» **Task directions**
Every record that follows should be printed verbatim.

— begin Material to process —

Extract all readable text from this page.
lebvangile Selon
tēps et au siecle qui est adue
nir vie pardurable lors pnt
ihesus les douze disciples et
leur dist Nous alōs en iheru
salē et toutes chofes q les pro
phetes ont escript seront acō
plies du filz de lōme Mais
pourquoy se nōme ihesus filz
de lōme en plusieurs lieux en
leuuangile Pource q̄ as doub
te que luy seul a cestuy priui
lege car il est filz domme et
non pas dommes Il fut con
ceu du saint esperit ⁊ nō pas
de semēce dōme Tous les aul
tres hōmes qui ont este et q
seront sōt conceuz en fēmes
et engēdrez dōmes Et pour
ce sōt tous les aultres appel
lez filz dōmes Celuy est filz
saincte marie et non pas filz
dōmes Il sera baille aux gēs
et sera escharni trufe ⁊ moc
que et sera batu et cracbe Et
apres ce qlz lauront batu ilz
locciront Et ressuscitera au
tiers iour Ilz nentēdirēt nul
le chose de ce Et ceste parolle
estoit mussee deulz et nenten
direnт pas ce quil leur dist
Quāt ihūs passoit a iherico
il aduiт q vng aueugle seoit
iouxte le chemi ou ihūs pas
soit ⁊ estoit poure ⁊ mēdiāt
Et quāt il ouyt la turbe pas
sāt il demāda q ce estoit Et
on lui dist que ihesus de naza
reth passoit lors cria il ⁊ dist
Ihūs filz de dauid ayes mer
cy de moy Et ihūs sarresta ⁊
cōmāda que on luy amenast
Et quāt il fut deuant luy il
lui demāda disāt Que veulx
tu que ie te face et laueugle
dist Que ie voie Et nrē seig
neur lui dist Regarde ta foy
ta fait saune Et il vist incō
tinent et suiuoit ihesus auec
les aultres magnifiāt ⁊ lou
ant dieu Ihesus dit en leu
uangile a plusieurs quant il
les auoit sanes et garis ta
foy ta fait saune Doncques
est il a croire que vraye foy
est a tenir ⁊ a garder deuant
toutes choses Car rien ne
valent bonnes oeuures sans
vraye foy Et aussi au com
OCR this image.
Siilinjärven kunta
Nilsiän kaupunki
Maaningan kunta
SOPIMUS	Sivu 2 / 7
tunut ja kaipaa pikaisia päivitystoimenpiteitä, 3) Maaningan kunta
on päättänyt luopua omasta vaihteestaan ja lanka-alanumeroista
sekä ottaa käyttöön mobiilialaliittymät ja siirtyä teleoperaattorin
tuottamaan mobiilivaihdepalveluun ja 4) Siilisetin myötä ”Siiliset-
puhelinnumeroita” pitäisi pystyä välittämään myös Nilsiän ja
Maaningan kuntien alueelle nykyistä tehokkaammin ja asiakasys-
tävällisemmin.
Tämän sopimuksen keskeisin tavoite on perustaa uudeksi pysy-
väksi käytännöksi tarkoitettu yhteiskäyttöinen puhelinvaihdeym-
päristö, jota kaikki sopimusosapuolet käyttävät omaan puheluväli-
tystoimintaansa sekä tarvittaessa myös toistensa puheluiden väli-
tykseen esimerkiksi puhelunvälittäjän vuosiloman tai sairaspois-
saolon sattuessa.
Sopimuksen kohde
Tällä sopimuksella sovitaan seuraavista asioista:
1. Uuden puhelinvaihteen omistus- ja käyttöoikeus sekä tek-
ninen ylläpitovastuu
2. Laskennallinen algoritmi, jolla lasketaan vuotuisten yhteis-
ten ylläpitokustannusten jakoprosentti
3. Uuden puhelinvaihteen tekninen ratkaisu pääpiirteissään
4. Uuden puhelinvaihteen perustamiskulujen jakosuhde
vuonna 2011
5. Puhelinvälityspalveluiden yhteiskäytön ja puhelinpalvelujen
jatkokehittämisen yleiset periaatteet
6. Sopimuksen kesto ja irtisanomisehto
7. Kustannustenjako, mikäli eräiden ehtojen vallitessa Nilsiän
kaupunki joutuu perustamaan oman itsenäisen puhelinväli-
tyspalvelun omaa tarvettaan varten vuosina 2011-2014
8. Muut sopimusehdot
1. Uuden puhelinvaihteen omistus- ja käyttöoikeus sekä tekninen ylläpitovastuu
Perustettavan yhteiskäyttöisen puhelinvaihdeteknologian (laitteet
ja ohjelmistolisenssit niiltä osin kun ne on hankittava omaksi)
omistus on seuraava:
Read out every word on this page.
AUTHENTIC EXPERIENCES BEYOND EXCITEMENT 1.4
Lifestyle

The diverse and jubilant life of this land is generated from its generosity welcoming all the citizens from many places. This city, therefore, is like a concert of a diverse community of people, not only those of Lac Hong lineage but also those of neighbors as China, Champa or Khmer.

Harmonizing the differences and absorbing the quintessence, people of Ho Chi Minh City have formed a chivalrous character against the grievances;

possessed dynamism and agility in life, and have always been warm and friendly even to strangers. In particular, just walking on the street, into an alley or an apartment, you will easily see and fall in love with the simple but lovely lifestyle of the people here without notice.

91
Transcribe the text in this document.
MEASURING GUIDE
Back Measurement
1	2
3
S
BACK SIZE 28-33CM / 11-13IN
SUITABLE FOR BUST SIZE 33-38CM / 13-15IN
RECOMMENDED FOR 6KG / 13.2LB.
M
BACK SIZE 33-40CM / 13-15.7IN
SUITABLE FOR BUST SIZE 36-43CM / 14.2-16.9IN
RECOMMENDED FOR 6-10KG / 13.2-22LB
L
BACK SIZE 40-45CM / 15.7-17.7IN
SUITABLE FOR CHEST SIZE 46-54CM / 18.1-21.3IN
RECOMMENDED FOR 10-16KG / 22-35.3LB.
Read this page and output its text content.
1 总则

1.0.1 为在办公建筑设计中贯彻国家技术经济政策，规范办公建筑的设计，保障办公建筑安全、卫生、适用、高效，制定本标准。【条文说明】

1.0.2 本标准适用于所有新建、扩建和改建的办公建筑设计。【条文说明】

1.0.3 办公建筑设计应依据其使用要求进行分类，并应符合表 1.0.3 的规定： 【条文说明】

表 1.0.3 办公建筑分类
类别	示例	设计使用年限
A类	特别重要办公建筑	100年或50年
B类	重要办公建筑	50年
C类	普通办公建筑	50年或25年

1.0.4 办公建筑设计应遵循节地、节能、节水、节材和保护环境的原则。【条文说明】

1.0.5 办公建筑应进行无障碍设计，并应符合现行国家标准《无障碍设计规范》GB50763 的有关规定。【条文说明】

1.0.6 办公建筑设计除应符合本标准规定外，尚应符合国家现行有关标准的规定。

— end Material to process —

» **Result**
Extract all readable text from this page.
lebvangile Selon
tēps et au siecle qui est adue
nir vie pardurable lors pnt
ihesus les douze disciples et
leur dist Nous alōs en iheru
salē et toutes chofes q les pro
phetes ont escript seront acō
plies du filz de lōme Mais
pourquoy se nōme ihesus filz
de lōme en plusieurs lieux en
leuuangile Pource q̄ as doub
te que luy seul a cestuy priui
lege car il est filz domme et
non pas dommes Il fut con
ceu du saint esperit ⁊ nō pas
de semēce dōme Tous les aul
tres hōmes qui ont este et q
seront sōt conceuz en fēmes
et engēdrez dōmes Et pour
ce sōt tous les aultres appel
lez filz dōmes Celuy est filz
saincte marie et non pas filz
dōmes Il sera baille aux gēs
et sera escharni trufe ⁊ moc
que et sera batu et cracbe Et
apres ce qlz lauront batu ilz
locciront Et ressuscitera au
tiers iour Ilz nentēdirēt nul
le chose de ce Et ceste parolle
estoit mussee deulz et nenten
direnт pas ce quil leur dist
Quāt ihūs passoit a iherico
il aduiт q vng aueugle seoit
iouxte le chemi ou ihūs pas
soit ⁊ estoit poure ⁊ mēdiāt
Et quāt il ouyt la turbe pas
sāt il demāda q ce estoit Et
on lui dist que ihesus de naza
reth passoit lors cria il ⁊ dist
Ihūs filz de dauid ayes mer
cy de moy Et ihūs sarresta ⁊
cōmāda que on luy amenast
Et quāt il fut deuant luy il
lui demāda disāt Que veulx
tu que ie te face et laueugle
dist Que ie voie Et nrē seig
neur lui dist Regarde ta foy
ta fait saune Et il vist incō
tinent et suiuoit ihesus auec
les aultres magnifiāt ⁊ lou
ant dieu Ihesus dit en leu
uangile a plusieurs quant il
les auoit sanes et garis ta
foy ta fait saune Doncques
est il a croire que vraye foy
est a tenir ⁊ a garder deuant
toutes choses Car rien ne
valent bonnes oeuures sans
vraye foy Et aussi au com
OCR this image.
Siilinjärven kunta
Nilsiän kaupunki
Maaningan kunta
SOPIMUS	Sivu 2 / 7
tunut ja kaipaa pikaisia päivitystoimenpiteitä, 3) Maaningan kunta
on päättänyt luopua omasta vaihteestaan ja lanka-alanumeroista
sekä ottaa käyttöön mobiilialaliittymät ja siirtyä teleoperaattorin
tuottamaan mobiilivaihdepalveluun ja 4) Siilisetin myötä ”Siiliset-
puhelinnumeroita” pitäisi pystyä välittämään myös Nilsiän ja
Maaningan kuntien alueelle nykyistä tehokkaammin ja asiakasys-
tävällisemmin.
Tämän sopimuksen keskeisin tavoite on perustaa uudeksi pysy-
väksi käytännöksi tarkoitettu yhteiskäyttöinen puhelinvaihdeym-
päristö, jota kaikki sopimusosapuolet käyttävät omaan puheluväli-
tystoimintaansa sekä tarvittaessa myös toistensa puheluiden väli-
tykseen esimerkiksi puhelunvälittäjän vuosiloman tai sairaspois-
saolon sattuessa.
Sopimuksen kohde
Tällä sopimuksella sovitaan seuraavista asioista:
1. Uuden puhelinvaihteen omistus- ja käyttöoikeus sekä tek-
ninen ylläpitovastuu
2. Laskennallinen algoritmi, jolla lasketaan vuotuisten yhteis-
ten ylläpitokustannusten jakoprosentti
3. Uuden puhelinvaihteen tekninen ratkaisu pääpiirteissään
4. Uuden puhelinvaihteen perustamiskulujen jakosuhde
vuonna 2011
5. Puhelinvälityspalveluiden yhteiskäytön ja puhelinpalvelujen
jatkokehittämisen yleiset periaatteet
6. Sopimuksen kesto ja irtisanomisehto
7. Kustannustenjako, mikäli eräiden ehtojen vallitessa Nilsiän
kaupunki joutuu perustamaan oman itsenäisen puhelinväli-
tyspalvelun omaa tarvettaan varten vuosina 2011-2014
8. Muut sopimusehdot
1. Uuden puhelinvaihteen omistus- ja käyttöoikeus sekä tekninen ylläpitovastuu
Perustettavan yhteiskäyttöisen puhelinvaihdeteknologian (laitteet
ja ohjelmistolisenssit niiltä osin kun ne on hankittava omaksi)
omistus on seuraava:
Read out every word on this page.
AUTHENTIC EXPERIENCES BEYOND EXCITEMENT 1.4
Lifestyle

The diverse and jubilant life of this land is generated from its generosity welcoming all the citizens from many places. This city, therefore, is like a concert of a diverse community of people, not only those of Lac Hong lineage but also those of neighbors as China, Champa or Khmer.

Harmonizing the differences and absorbing the quintessence, people of Ho Chi Minh City have formed a chivalrous character against the grievances;

possessed dynamism and agility in life, and have always been warm and friendly even to strangers. In particular, just walking on the street, into an alley or an apartment, you will easily see and fall in love with the simple but lovely lifestyle of the people here without notice.

91
Transcribe the text in this document.
MEASURING GUIDE
Back Measurement
1	2
3
S
BACK SIZE 28-33CM / 11-13IN
SUITABLE FOR BUST SIZE 33-38CM / 13-15IN
RECOMMENDED FOR 6KG / 13.2LB.
M
BACK SIZE 33-40CM / 13-15.7IN
SUITABLE FOR BUST SIZE 36-43CM / 14.2-16.9IN
RECOMMENDED FOR 6-10KG / 13.2-22LB
L
BACK SIZE 40-45CM / 15.7-17.7IN
SUITABLE FOR CHEST SIZE 46-54CM / 18.1-21.3IN
RECOMMENDED FOR 10-16KG / 22-35.3LB.
Read this page and output its text content.
1 总则

1.0.1 为在办公建筑设计中贯彻国家技术经济政策，规范办公建筑的设计，保障办公建筑安全、卫生、适用、高效，制定本标准。【条文说明】

1.0.2 本标准适用于所有新建、扩建和改建的办公建筑设计。【条文说明】

1.0.3 办公建筑设计应依据其使用要求进行分类，并应符合表 1.0.3 的规定： 【条文说明】

表 1.0.3 办公建筑分类
类别	示例	设计使用年限
A类	特别重要办公建筑	100年或50年
B类	重要办公建筑	50年
C类	普通办公建筑	50年或25年

1.0.4 办公建筑设计应遵循节地、节能、节水、节材和保护环境的原则。【条文说明】

1.0.5 办公建筑应进行无障碍设计，并应符合现行国家标准《无障碍设计规范》GB50763 的有关规定。【条文说明】

1.0.6 办公建筑设计除应符合本标准规定外，尚应符合国家现行有关标准的规定。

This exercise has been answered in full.